YOUR GOAL: Reproduce the following material line for line, exactly as it appears, without altering any character.

SOURCE RECORDS:
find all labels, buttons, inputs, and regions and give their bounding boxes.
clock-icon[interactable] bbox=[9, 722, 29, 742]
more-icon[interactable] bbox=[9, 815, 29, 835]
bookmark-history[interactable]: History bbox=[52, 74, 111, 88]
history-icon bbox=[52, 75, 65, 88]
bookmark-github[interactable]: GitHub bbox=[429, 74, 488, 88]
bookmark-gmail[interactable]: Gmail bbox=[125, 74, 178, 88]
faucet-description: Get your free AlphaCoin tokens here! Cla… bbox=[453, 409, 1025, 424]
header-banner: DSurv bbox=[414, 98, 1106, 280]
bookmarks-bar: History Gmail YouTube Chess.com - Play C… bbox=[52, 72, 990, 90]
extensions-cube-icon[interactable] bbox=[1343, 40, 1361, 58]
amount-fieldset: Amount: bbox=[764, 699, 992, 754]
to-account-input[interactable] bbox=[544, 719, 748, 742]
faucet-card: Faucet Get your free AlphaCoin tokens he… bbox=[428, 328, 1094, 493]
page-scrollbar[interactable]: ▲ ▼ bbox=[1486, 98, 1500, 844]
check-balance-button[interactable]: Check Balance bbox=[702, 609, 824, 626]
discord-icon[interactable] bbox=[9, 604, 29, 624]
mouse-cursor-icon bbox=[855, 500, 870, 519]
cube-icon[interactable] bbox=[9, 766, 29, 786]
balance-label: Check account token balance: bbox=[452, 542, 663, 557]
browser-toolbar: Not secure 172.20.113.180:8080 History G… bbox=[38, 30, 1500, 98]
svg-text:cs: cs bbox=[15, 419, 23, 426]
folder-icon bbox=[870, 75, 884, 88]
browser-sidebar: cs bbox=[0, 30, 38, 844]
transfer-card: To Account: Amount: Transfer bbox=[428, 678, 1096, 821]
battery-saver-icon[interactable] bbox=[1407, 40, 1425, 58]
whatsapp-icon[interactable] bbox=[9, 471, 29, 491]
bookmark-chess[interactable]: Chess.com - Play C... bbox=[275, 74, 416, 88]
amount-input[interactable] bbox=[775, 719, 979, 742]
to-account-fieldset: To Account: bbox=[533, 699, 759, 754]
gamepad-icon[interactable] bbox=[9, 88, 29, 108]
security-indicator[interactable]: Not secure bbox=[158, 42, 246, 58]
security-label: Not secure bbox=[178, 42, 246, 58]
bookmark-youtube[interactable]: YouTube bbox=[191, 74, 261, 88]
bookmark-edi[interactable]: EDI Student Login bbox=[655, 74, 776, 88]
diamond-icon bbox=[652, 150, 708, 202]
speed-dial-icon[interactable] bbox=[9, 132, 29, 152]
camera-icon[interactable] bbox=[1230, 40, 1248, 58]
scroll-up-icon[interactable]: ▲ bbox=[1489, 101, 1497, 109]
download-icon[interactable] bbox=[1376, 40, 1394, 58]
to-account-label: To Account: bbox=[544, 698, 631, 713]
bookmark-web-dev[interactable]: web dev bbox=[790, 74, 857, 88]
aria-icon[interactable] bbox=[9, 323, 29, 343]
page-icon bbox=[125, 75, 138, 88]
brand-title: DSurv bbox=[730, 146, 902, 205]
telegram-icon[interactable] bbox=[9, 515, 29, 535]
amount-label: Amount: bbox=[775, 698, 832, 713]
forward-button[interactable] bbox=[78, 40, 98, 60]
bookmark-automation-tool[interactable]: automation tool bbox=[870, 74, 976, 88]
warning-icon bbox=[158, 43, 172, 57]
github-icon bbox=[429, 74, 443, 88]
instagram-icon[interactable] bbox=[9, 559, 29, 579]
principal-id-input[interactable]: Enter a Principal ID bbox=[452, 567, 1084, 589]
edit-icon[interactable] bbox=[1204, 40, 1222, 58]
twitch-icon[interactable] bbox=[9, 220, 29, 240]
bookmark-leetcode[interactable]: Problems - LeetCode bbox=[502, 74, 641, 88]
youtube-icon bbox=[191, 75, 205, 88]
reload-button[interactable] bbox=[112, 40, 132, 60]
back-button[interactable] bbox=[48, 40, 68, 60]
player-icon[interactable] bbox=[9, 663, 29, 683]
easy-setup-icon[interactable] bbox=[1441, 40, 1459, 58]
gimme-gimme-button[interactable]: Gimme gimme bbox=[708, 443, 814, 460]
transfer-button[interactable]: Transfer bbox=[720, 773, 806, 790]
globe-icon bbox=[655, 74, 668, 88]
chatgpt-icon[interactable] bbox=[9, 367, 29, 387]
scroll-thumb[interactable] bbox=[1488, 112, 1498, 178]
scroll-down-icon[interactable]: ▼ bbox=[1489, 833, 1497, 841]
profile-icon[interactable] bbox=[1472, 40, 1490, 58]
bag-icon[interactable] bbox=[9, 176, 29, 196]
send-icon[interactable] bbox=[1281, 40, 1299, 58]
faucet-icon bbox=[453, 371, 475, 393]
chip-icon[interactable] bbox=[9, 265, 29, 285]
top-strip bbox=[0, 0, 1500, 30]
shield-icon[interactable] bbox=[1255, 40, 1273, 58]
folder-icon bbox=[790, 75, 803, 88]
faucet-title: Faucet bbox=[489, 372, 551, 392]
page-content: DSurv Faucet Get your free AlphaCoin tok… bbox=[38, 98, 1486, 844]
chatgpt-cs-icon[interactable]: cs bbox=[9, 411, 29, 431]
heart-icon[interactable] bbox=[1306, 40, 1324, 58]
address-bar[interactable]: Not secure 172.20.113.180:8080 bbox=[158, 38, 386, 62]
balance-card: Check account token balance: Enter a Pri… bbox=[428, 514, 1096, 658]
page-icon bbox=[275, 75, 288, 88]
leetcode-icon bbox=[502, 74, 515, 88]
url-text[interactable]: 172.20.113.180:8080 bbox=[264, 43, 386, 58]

ANSWER TO THIS TASK:
find all labels, buttons, inputs, and regions and give their bounding boxes.
clock-icon[interactable] bbox=[9, 722, 29, 742]
more-icon[interactable] bbox=[9, 815, 29, 835]
bookmark-history[interactable]: History bbox=[52, 74, 111, 88]
history-icon bbox=[52, 75, 65, 88]
bookmark-github[interactable]: GitHub bbox=[429, 74, 488, 88]
bookmark-gmail[interactable]: Gmail bbox=[125, 74, 178, 88]
faucet-description: Get your free AlphaCoin tokens here! Cla… bbox=[453, 409, 1025, 424]
header-banner: DSurv bbox=[414, 98, 1106, 280]
bookmarks-bar: History Gmail YouTube Chess.com - Play C… bbox=[52, 72, 990, 90]
extensions-cube-icon[interactable] bbox=[1343, 40, 1361, 58]
amount-fieldset: Amount: bbox=[764, 699, 992, 754]
to-account-input[interactable] bbox=[544, 719, 748, 742]
faucet-card: Faucet Get your free AlphaCoin tokens he… bbox=[428, 328, 1094, 493]
page-scrollbar[interactable]: ▲ ▼ bbox=[1486, 98, 1500, 844]
check-balance-button[interactable]: Check Balance bbox=[702, 609, 824, 626]
discord-icon[interactable] bbox=[9, 604, 29, 624]
mouse-cursor-icon bbox=[855, 500, 870, 519]
cube-icon[interactable] bbox=[9, 766, 29, 786]
balance-label: Check account token balance: bbox=[452, 542, 663, 557]
browser-toolbar: Not secure 172.20.113.180:8080 History G… bbox=[38, 30, 1500, 98]
svg-text:cs: cs bbox=[15, 419, 23, 426]
folder-icon bbox=[870, 75, 884, 88]
browser-sidebar: cs bbox=[0, 30, 38, 844]
transfer-card: To Account: Amount: Transfer bbox=[428, 678, 1096, 821]
battery-saver-icon[interactable] bbox=[1407, 40, 1425, 58]
whatsapp-icon[interactable] bbox=[9, 471, 29, 491]
bookmark-chess[interactable]: Chess.com - Play C... bbox=[275, 74, 416, 88]
amount-input[interactable] bbox=[775, 719, 979, 742]
to-account-fieldset: To Account: bbox=[533, 699, 759, 754]
gamepad-icon[interactable] bbox=[9, 88, 29, 108]
security-indicator[interactable]: Not secure bbox=[158, 42, 246, 58]
security-label: Not secure bbox=[178, 42, 246, 58]
bookmark-youtube[interactable]: YouTube bbox=[191, 74, 261, 88]
bookmark-edi[interactable]: EDI Student Login bbox=[655, 74, 776, 88]
diamond-icon bbox=[652, 150, 708, 202]
speed-dial-icon[interactable] bbox=[9, 132, 29, 152]
camera-icon[interactable] bbox=[1230, 40, 1248, 58]
scroll-up-icon[interactable]: ▲ bbox=[1489, 101, 1497, 109]
download-icon[interactable] bbox=[1376, 40, 1394, 58]
to-account-label: To Account: bbox=[544, 698, 631, 713]
bookmark-web-dev[interactable]: web dev bbox=[790, 74, 857, 88]
aria-icon[interactable] bbox=[9, 323, 29, 343]
page-icon bbox=[125, 75, 138, 88]
brand-title: DSurv bbox=[730, 146, 902, 205]
telegram-icon[interactable] bbox=[9, 515, 29, 535]
amount-label: Amount: bbox=[775, 698, 832, 713]
forward-button[interactable] bbox=[78, 40, 98, 60]
bookmark-automation-tool[interactable]: automation tool bbox=[870, 74, 976, 88]
warning-icon bbox=[158, 43, 172, 57]
github-icon bbox=[429, 74, 443, 88]
instagram-icon[interactable] bbox=[9, 559, 29, 579]
principal-id-input[interactable]: Enter a Principal ID bbox=[452, 567, 1084, 589]
edit-icon[interactable] bbox=[1204, 40, 1222, 58]
twitch-icon[interactable] bbox=[9, 220, 29, 240]
bookmark-leetcode[interactable]: Problems - LeetCode bbox=[502, 74, 641, 88]
youtube-icon bbox=[191, 75, 205, 88]
reload-button[interactable] bbox=[112, 40, 132, 60]
back-button[interactable] bbox=[48, 40, 68, 60]
player-icon[interactable] bbox=[9, 663, 29, 683]
easy-setup-icon[interactable] bbox=[1441, 40, 1459, 58]
gimme-gimme-button[interactable]: Gimme gimme bbox=[708, 443, 814, 460]
transfer-button[interactable]: Transfer bbox=[720, 773, 806, 790]
globe-icon bbox=[655, 74, 668, 88]
chatgpt-icon[interactable] bbox=[9, 367, 29, 387]
scroll-thumb[interactable] bbox=[1488, 112, 1498, 178]
scroll-down-icon[interactable]: ▼ bbox=[1489, 833, 1497, 841]
profile-icon[interactable] bbox=[1472, 40, 1490, 58]
bag-icon[interactable] bbox=[9, 176, 29, 196]
send-icon[interactable] bbox=[1281, 40, 1299, 58]
faucet-icon bbox=[453, 371, 475, 393]
chip-icon[interactable] bbox=[9, 265, 29, 285]
top-strip bbox=[0, 0, 1500, 30]
shield-icon[interactable] bbox=[1255, 40, 1273, 58]
folder-icon bbox=[790, 75, 803, 88]
faucet-title: Faucet bbox=[489, 372, 551, 392]
page-content: DSurv Faucet Get your free AlphaCoin tok… bbox=[38, 98, 1486, 844]
chatgpt-cs-icon[interactable]: cs bbox=[9, 411, 29, 431]
heart-icon[interactable] bbox=[1306, 40, 1324, 58]
address-bar[interactable]: Not secure 172.20.113.180:8080 bbox=[158, 38, 386, 62]
balance-card: Check account token balance: Enter a Pri… bbox=[428, 514, 1096, 658]
page-icon bbox=[275, 75, 288, 88]
leetcode-icon bbox=[502, 74, 515, 88]
url-text[interactable]: 172.20.113.180:8080 bbox=[264, 43, 386, 58]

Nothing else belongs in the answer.